#### Text:
▼

Elizabeth Bentley and Whittaker Chambers both named Laurence Duggan as a Soviet spy when they testified before the House of Un-American Activities Committee (HUAC). Hede Massing had also told FBI agent, Robert J. Lamphere, that Duggan had provided secret documents to NKVD agents. Lamphere pointed out in The FBI-KGB War (1986): "The previous summer Elizabeth Bentley and Whittaker Chambers had testified before the House Un-American Activities Committee, and the shock waves from their testimony still held the headlines. In those hearings Chambers had made allegations about Alger Hiss, and when the HUAC started looking into Hiss, one of the names that came up was Laurence Duggan, a former colleague of Hiss's at the State Department who was now president of the Institute of International Education. That development hadn't surprised me, because I knew of Larry Duggan-Hede Massing had recruited him to spy for the KGB, and had told me (rather reluctantly) that she'd done so." (36)

On 11th December, 1948, the FBI questioned Duggan about information that he was a Soviet spy. On 20th December, Laurence Duggan fell to his death from the sixteenth floor of his office building. Time Magazine reported: "In the raw, early darkness of a Christmas-week evening, Manhattan's slushy 45th Street rustled with the shuffling sound and movement of people. Fifth Avenue's traffic brayed and rumbled close by. But the opened window, 16 floors above the din, was just an anonymous rectangle of light - one of thousands held by the city's glowing towers against the black sky. No one in the streets noticed the man who was silhouetted in its frame. No one saw him start his long, tumbling drop to the street. He fell on a heap of dirty snow. Passersby stopped, turned, and saw him then; a thin, black-haired man lying broken and dying." (37)

Robert J. Lamphere was distressed when he heard the news that Laurence Duggan's close friend, broadcaster Edward R. Murrow, "charged over the airwaves that Duggan had been hounded to his death by the FBI." He also pointed out that the New York Herald Tribune published a poem by Archibald MacLeish on Duggan: "God help that country where informers thrive! / Where slander flourishes and lies contrive." (38)

Primary Sources

(1) Hede Massing, This Deception: KBG Targets America (1951)

Larry (Duggan) impressed me as being an extremely tense, high-strung, intellectual young man. His wife, Helen, beautiful, well balanced, capable and sure of herself, seemed the perfect counterpart to him. An excellent housekeeper and busy woman, she was an attentive and loving companion to Larry.

Where I could clearly see the reasons, the motivations, for Noel's need for an activity outside of his work and personal life, it struck me as strange from the very start as far as Larry was concerned. Larry's life with Helen, their unquestioned compatibility, his obvious success at so young an age, seemed not to warrant such outside activities.

▲

#### Task details:
Carry on the Laurence Duggan text from its final sentence.

#### Provided material:
▼

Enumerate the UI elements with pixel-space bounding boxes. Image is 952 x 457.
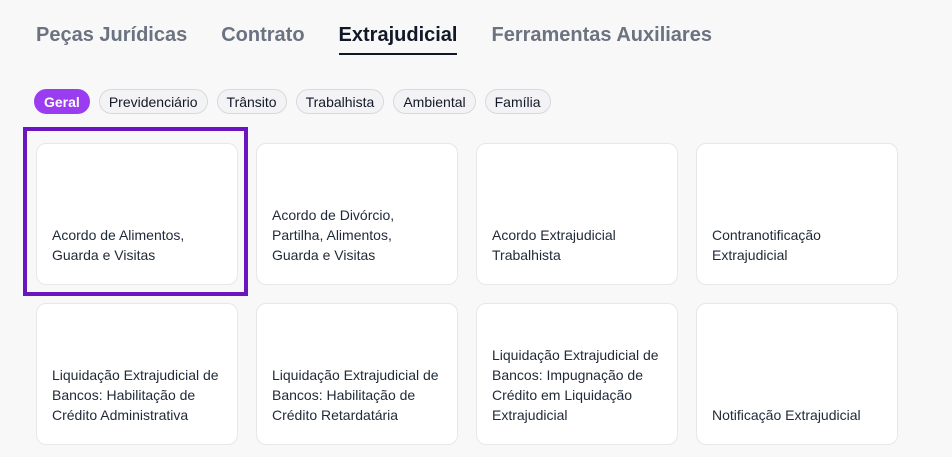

▲

#### Exercise result:
He seemed so much more a part of the American scene. His background, his interests, were different from those of Noel. Noel was still partly European; though probably both of his parents were born in this country, he was of an English mother and Swiss father. But he had lived and had been educated abroad.

I reported about the Duggans in the regular routine way to Fred (Boris Bazarov). I did not fancy him at all interested in someone who worked in the Latin American Department. But I was quickly straightened out on that point when Fred said, ironically, "The world does not begin and end with fascism, Hede! We are interested in the whole world - even in Latin America." And so to my "Assignment Field" was added Duggan.

Larry was well informed about me through Noel and when I first spoke to him about "every decent liberal has a duty to participate in the fight against the menace, Hitler," I found, naturally, complete agreement. It was much easier to talk to Larry than it had been to Noel. It was less personal, less involved, more political in a way. By his terminology and the timbre of discussion I gathered eyed that he either had been a Socialist, or had at least given time and thought to the Socialist idea.

I approached him much sooner and much more directly than I would have dared to with Noel, and brought my request to help us by letting us know "anything of interest" in his department. He doubted that there would be anything and he showed some reluctance, but promised to think it over and let me know.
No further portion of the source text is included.